▶ Stored data:
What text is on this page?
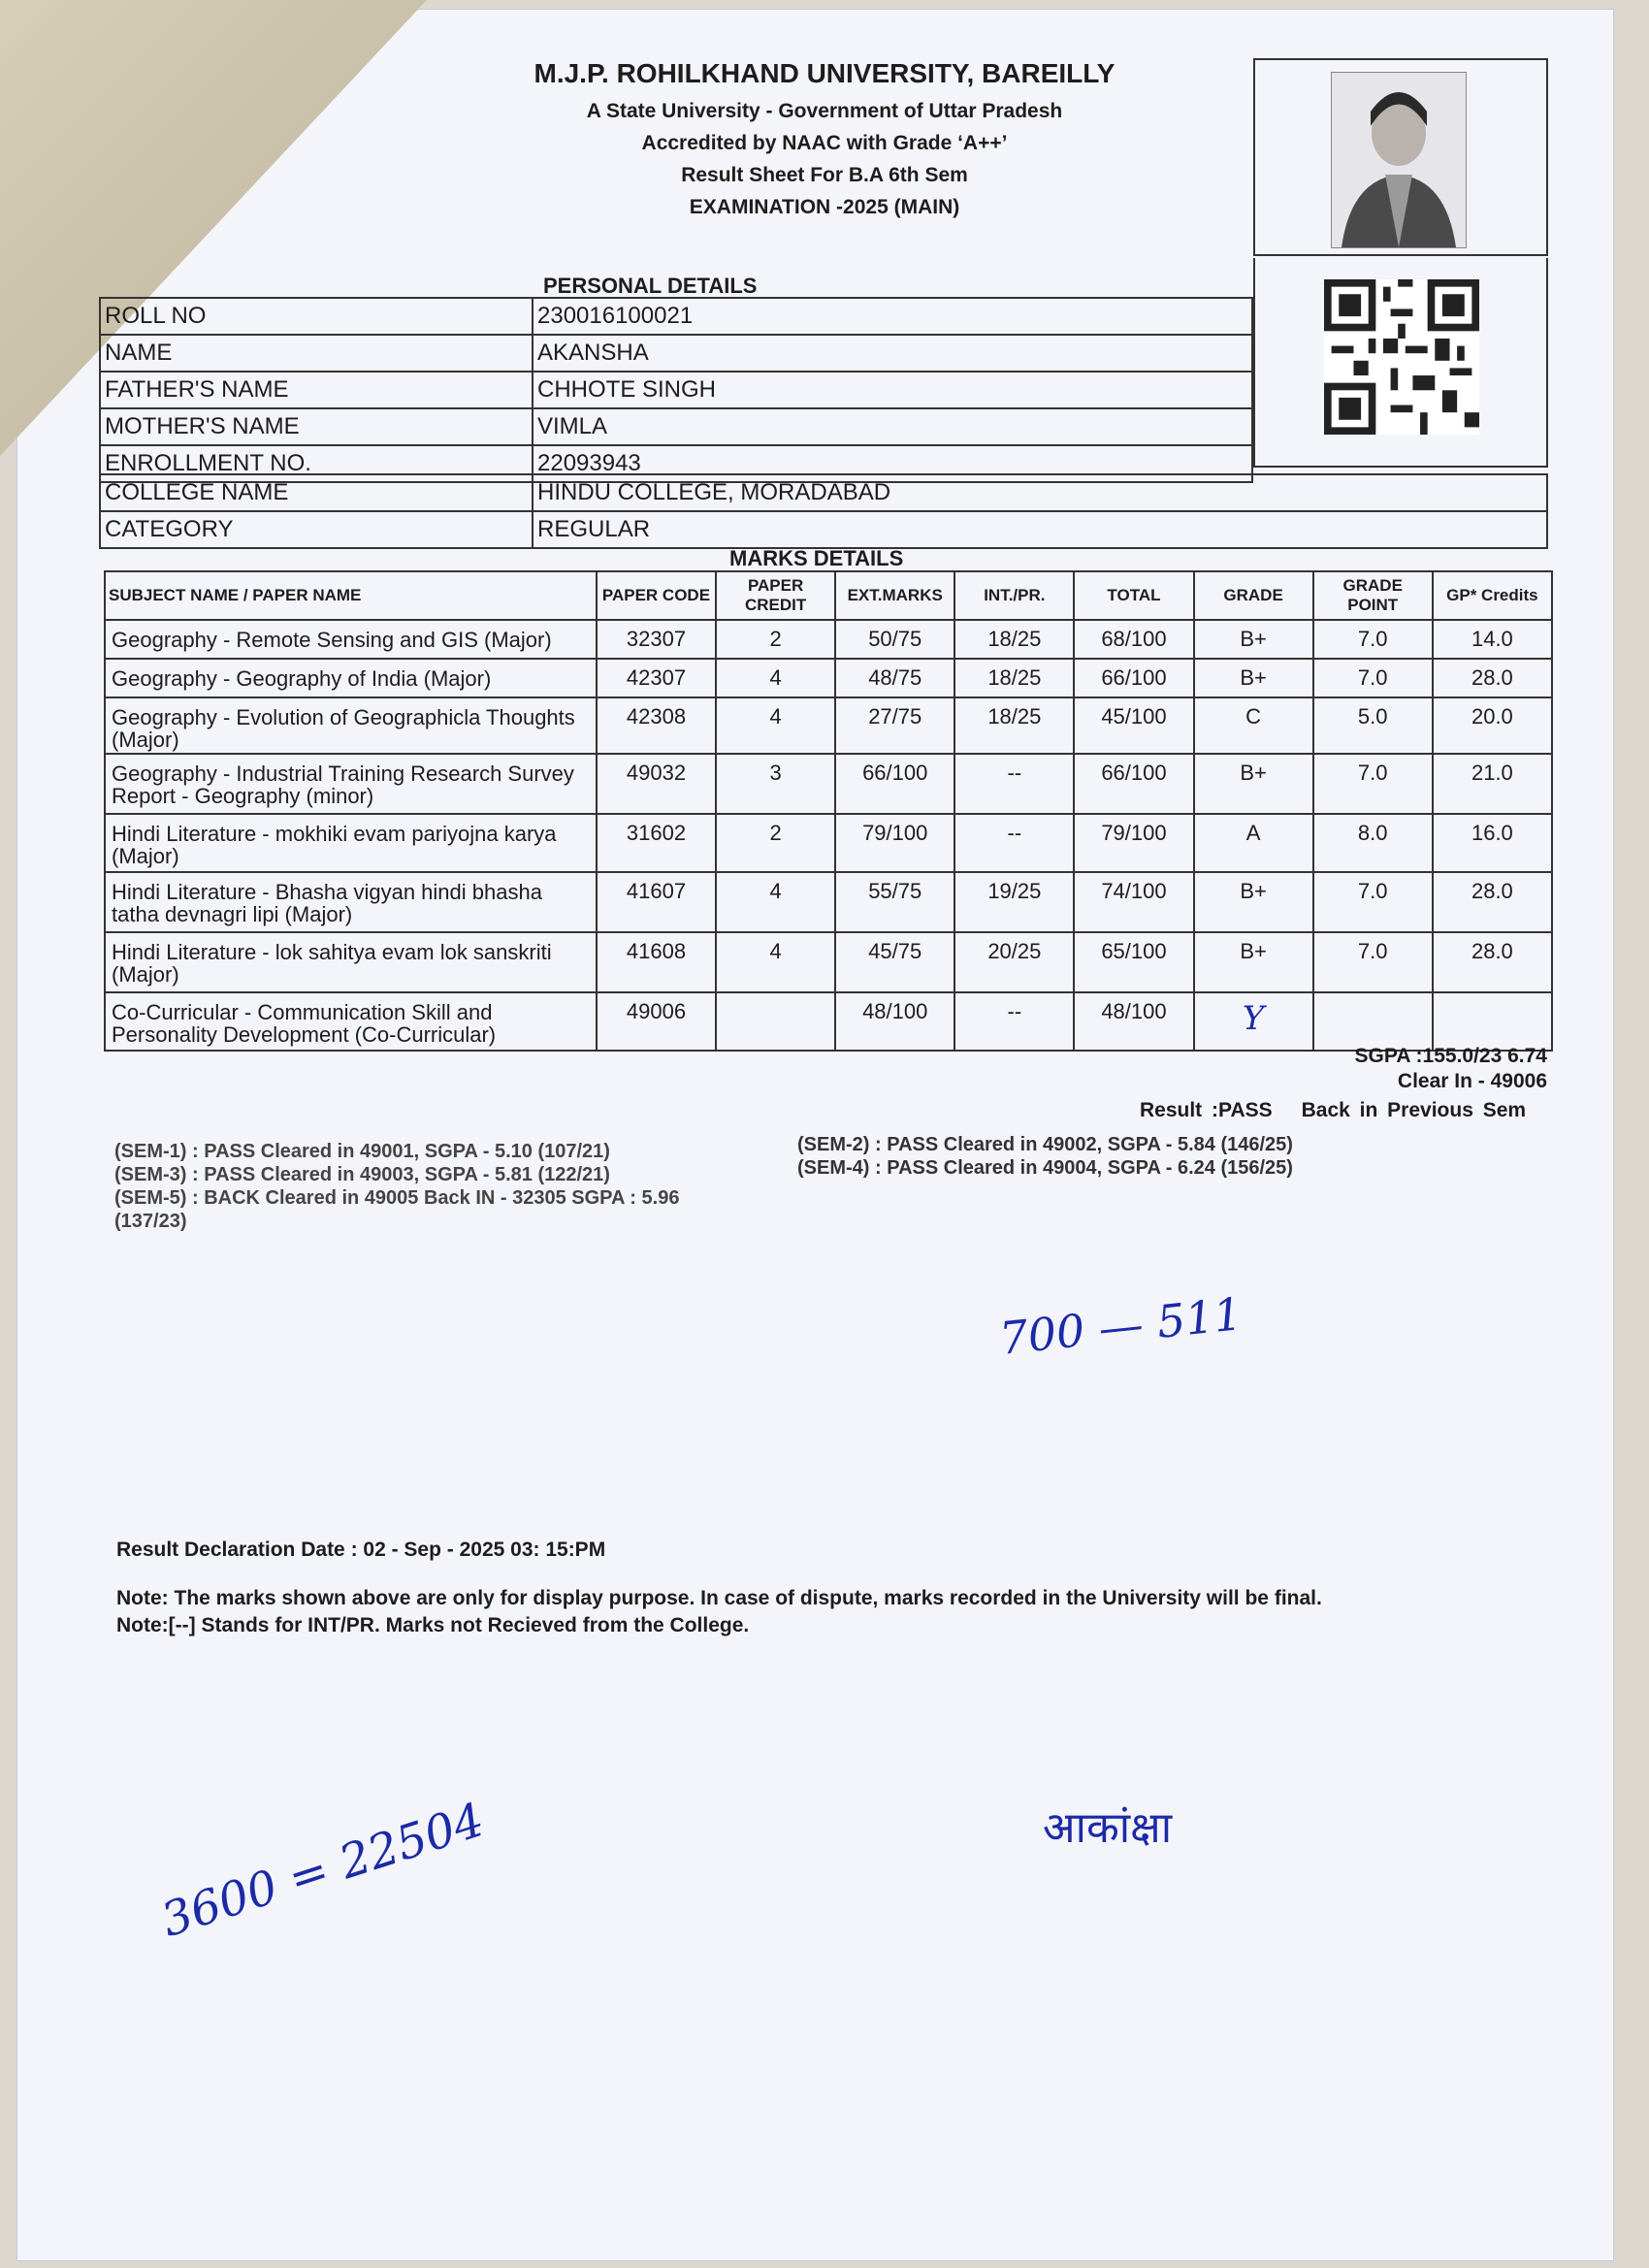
M.J.P. ROHILKHAND UNIVERSITY, BAREILLY
A State University - Government of Uttar Pradesh
Accredited by NAAC with Grade ‘A++’
Result Sheet For B.A 6th Sem
EXAMINATION -2025 (MAIN)
PERSONAL DETAILS
ROLL NO	230016100021
NAME	AKANSHA
FATHER'S NAME	CHHOTE SINGH
MOTHER'S NAME	VIMLA
ENROLLMENT NO.	22093943
COLLEGE NAME	HINDU COLLEGE, MORADABAD
CATEGORY	REGULAR
MARKS DETAILS
SUBJECT NAME / PAPER NAME	PAPER CODE	PAPER CREDIT	EXT.MARKS	INT./PR.	TOTAL	GRADE	GRADE POINT	GP* Credits
Geography - Remote Sensing and GIS (Major)	32307	2	50/75	18/25	68/100	B+	7.0	14.0
Geography - Geography of India (Major)	42307	4	48/75	18/25	66/100	B+	7.0	28.0
Geography - Evolution of Geographicla Thoughts (Major)	42308	4	27/75	18/25	45/100	C	5.0	20.0
Geography - Industrial Training Research Survey Report - Geography (minor)	49032	3	66/100	--	66/100	B+	7.0	21.0
Hindi Literature - mokhiki evam pariyojna karya (Major)	31602	2	79/100	--	79/100	A	8.0	16.0
Hindi Literature - Bhasha vigyan hindi bhasha tatha devnagri lipi (Major)	41607	4	55/75	19/25	74/100	B+	7.0	28.0
Hindi Literature - lok sahitya evam lok sanskriti (Major)	41608	4	45/75	20/25	65/100	B+	7.0	28.0
Co-Curricular - Communication Skill and Personality Development (Co-Curricular)	49006		48/100	--	48/100	Y		
SGPA :155.0/23 6.74
Clear In - 49006
Result :PASS Back in Previous Sem
(SEM-1) : PASS Cleared in 49001, SGPA - 5.10 (107/21)
(SEM-3) : PASS Cleared in 49003, SGPA - 5.81 (122/21)
(SEM-5) : BACK Cleared in 49005 Back IN - 32305 SGPA : 5.96 (137/23)
(SEM-2) : PASS Cleared in 49002, SGPA - 5.84 (146/25)
(SEM-4) : PASS Cleared in 49004, SGPA - 6.24 (156/25)
700 — 511
Result Declaration Date : 02 - Sep - 2025 03: 15:PM
Note: The marks shown above are only for display purpose. In case of dispute, marks recorded in the University will be final.
Note:[--] Stands for INT/PR. Marks not Recieved from the College.
3600 = 22504	आकांक्षा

▶ What to work on: Your task is to repeat the material above exactly, without its pictures.

▶ Finished exercise:
What text is on this page?
M.J.P. ROHILKHAND UNIVERSITY, BAREILLY
A State University - Government of Uttar Pradesh
Accredited by NAAC with Grade ‘A++’
Result Sheet For B.A 6th Sem
EXAMINATION -2025 (MAIN)
PERSONAL DETAILS
ROLL NO	230016100021
NAME	AKANSHA
FATHER'S NAME	CHHOTE SINGH
MOTHER'S NAME	VIMLA
ENROLLMENT NO.	22093943
COLLEGE NAME	HINDU COLLEGE, MORADABAD
CATEGORY	REGULAR
MARKS DETAILS
SUBJECT NAME / PAPER NAME	PAPER CODE	PAPER CREDIT	EXT.MARKS	INT./PR.	TOTAL	GRADE	GRADE POINT	GP* Credits
Geography - Remote Sensing and GIS (Major)	32307	2	50/75	18/25	68/100	B+	7.0	14.0
Geography - Geography of India (Major)	42307	4	48/75	18/25	66/100	B+	7.0	28.0
Geography - Evolution of Geographicla Thoughts (Major)	42308	4	27/75	18/25	45/100	C	5.0	20.0
Geography - Industrial Training Research Survey Report - Geography (minor)	49032	3	66/100	--	66/100	B+	7.0	21.0
Hindi Literature - mokhiki evam pariyojna karya (Major)	31602	2	79/100	--	79/100	A	8.0	16.0
Hindi Literature - Bhasha vigyan hindi bhasha tatha devnagri lipi (Major)	41607	4	55/75	19/25	74/100	B+	7.0	28.0
Hindi Literature - lok sahitya evam lok sanskriti (Major)	41608	4	45/75	20/25	65/100	B+	7.0	28.0
Co-Curricular - Communication Skill and Personality Development (Co-Curricular)	49006		48/100	--	48/100	Y		
SGPA :155.0/23 6.74
Clear In - 49006
Result :PASS Back in Previous Sem
(SEM-1) : PASS Cleared in 49001, SGPA - 5.10 (107/21)
(SEM-3) : PASS Cleared in 49003, SGPA - 5.81 (122/21)
(SEM-5) : BACK Cleared in 49005 Back IN - 32305 SGPA : 5.96 (137/23)
(SEM-2) : PASS Cleared in 49002, SGPA - 5.84 (146/25)
(SEM-4) : PASS Cleared in 49004, SGPA - 6.24 (156/25)
700 — 511
Result Declaration Date : 02 - Sep - 2025 03: 15:PM
Note: The marks shown above are only for display purpose. In case of dispute, marks recorded in the University will be final.
Note:[--] Stands for INT/PR. Marks not Recieved from the College.
3600 = 22504	आकांक्षा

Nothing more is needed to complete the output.